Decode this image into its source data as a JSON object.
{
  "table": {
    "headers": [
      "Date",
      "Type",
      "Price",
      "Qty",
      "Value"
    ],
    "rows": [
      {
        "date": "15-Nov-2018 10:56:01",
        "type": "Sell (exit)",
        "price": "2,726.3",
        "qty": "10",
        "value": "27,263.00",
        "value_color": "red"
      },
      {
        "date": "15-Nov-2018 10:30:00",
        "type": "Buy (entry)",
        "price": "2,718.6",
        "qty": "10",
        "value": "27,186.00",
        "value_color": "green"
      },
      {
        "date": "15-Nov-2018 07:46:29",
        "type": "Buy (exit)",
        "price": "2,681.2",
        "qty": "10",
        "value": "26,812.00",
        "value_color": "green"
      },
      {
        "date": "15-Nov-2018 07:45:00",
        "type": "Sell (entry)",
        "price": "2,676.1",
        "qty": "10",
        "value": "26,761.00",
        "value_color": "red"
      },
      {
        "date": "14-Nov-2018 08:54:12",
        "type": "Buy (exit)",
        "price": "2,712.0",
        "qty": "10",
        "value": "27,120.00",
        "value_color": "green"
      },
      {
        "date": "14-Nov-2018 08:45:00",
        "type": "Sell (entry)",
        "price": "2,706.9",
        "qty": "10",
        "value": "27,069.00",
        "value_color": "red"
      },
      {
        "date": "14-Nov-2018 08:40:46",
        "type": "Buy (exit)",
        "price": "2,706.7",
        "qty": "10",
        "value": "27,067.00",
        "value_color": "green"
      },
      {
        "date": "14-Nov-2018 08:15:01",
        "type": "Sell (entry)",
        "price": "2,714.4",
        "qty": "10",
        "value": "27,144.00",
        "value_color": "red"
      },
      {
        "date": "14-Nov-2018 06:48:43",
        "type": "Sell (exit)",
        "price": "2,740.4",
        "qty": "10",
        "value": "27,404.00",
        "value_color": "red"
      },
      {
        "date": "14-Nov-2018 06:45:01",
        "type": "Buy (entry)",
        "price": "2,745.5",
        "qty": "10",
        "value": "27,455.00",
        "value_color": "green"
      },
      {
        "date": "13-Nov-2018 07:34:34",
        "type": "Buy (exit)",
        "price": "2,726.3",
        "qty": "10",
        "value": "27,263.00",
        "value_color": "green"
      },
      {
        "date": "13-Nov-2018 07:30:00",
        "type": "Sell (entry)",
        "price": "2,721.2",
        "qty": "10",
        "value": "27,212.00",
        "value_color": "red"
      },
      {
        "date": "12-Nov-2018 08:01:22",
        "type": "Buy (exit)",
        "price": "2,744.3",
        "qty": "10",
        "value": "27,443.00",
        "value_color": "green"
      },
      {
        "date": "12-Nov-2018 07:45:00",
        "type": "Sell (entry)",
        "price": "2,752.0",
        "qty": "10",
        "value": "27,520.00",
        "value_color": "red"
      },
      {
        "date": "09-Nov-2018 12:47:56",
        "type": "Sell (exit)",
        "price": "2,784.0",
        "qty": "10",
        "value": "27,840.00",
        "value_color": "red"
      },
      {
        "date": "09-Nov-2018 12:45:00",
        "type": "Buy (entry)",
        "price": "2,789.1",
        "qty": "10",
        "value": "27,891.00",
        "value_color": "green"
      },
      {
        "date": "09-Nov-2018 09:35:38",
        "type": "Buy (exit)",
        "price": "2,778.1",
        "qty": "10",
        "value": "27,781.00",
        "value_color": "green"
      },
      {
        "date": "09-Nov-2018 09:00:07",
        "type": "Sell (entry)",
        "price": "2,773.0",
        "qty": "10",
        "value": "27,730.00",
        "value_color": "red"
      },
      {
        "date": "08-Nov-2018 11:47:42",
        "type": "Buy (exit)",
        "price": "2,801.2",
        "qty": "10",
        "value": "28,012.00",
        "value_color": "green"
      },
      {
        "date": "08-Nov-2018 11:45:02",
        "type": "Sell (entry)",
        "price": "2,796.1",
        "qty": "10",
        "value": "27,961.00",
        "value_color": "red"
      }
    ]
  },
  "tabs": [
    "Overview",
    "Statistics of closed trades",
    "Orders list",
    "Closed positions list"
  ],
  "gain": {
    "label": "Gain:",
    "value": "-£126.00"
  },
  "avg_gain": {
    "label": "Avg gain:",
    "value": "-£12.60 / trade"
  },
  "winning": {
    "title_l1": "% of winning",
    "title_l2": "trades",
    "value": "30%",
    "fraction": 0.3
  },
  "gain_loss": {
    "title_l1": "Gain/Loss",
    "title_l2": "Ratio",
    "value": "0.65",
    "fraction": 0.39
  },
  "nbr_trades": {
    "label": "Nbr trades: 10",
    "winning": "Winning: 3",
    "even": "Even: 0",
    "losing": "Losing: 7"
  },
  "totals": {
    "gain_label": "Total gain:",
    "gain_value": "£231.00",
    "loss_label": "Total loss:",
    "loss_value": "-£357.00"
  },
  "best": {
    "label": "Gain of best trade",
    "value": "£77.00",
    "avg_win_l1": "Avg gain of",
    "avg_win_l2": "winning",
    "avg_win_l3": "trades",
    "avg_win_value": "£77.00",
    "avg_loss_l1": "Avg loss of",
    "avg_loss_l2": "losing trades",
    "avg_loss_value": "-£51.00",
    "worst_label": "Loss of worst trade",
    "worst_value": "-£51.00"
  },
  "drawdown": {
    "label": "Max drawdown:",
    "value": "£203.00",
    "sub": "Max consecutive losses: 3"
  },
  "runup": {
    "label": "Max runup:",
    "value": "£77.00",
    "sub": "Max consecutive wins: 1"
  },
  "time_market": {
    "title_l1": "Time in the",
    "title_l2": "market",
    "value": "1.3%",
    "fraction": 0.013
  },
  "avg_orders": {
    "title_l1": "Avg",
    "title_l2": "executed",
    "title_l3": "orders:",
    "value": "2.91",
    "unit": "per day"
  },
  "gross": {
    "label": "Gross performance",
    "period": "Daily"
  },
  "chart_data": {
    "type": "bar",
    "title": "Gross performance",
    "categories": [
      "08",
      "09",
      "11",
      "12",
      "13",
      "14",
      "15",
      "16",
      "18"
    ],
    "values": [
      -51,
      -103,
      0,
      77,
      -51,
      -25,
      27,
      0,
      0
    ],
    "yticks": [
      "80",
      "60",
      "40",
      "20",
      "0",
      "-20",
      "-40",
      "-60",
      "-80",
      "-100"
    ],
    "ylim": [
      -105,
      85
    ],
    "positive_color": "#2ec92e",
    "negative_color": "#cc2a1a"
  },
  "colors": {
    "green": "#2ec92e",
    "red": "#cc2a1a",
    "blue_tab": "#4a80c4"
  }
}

■ ■ ■ ■ ■

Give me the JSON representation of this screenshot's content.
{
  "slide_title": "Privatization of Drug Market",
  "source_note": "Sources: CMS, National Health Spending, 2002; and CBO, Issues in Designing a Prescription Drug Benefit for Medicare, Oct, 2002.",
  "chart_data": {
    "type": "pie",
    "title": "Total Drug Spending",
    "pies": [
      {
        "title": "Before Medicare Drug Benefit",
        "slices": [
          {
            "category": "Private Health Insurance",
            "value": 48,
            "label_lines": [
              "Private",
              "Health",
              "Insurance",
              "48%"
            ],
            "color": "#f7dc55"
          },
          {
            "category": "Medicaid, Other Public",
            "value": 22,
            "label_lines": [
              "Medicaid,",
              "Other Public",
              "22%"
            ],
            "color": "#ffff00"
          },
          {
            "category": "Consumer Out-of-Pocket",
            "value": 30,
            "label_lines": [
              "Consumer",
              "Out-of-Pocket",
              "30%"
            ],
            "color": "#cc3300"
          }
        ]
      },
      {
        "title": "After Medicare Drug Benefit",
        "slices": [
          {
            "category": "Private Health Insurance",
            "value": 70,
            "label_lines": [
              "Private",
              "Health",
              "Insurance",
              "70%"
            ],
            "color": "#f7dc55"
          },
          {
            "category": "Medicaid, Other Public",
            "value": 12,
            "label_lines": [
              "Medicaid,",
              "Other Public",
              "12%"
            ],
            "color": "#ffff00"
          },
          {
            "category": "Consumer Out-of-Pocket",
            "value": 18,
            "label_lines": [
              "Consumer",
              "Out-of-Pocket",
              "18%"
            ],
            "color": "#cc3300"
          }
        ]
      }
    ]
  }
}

■ ■ ■ ■ ■

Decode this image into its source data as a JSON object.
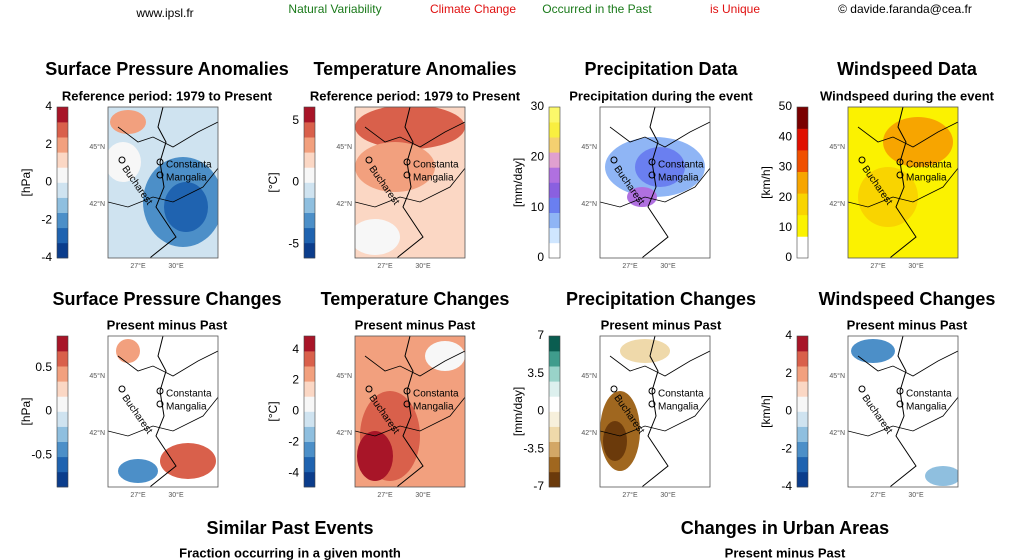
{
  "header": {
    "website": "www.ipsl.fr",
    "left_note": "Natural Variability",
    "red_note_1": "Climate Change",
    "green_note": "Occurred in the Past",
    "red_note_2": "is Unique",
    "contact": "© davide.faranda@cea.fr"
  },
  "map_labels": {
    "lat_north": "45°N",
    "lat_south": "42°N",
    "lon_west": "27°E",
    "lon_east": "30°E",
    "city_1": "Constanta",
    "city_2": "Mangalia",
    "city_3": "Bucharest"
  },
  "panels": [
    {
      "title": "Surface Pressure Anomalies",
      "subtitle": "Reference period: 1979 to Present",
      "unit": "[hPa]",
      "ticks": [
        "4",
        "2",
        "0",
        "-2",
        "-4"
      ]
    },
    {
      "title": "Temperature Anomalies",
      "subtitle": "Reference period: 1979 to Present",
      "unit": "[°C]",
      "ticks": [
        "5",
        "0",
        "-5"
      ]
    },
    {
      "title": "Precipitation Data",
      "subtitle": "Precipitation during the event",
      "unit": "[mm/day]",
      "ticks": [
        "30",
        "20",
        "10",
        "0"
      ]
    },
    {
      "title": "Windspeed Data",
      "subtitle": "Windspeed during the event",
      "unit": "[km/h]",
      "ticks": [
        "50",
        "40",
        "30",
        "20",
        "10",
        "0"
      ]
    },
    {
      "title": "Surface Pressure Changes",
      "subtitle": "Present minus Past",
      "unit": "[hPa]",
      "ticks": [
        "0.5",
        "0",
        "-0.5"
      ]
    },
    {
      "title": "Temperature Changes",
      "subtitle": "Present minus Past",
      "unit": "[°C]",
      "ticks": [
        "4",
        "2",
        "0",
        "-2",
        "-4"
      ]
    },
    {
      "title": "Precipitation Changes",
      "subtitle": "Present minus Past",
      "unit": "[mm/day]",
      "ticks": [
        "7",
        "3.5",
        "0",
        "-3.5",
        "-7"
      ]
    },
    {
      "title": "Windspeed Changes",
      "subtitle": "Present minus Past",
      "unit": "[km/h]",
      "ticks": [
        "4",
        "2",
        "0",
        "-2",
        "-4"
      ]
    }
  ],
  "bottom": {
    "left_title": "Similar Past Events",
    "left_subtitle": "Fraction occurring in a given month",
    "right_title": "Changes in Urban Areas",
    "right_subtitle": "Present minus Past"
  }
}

■ ■ ■ ■ ■

• Aim of the task:
Copy each line of the entries that includes the word "Surface".

• Answer in full:
      "title": "Surface Pressure Anomalies",
      "title": "Surface Pressure Changes",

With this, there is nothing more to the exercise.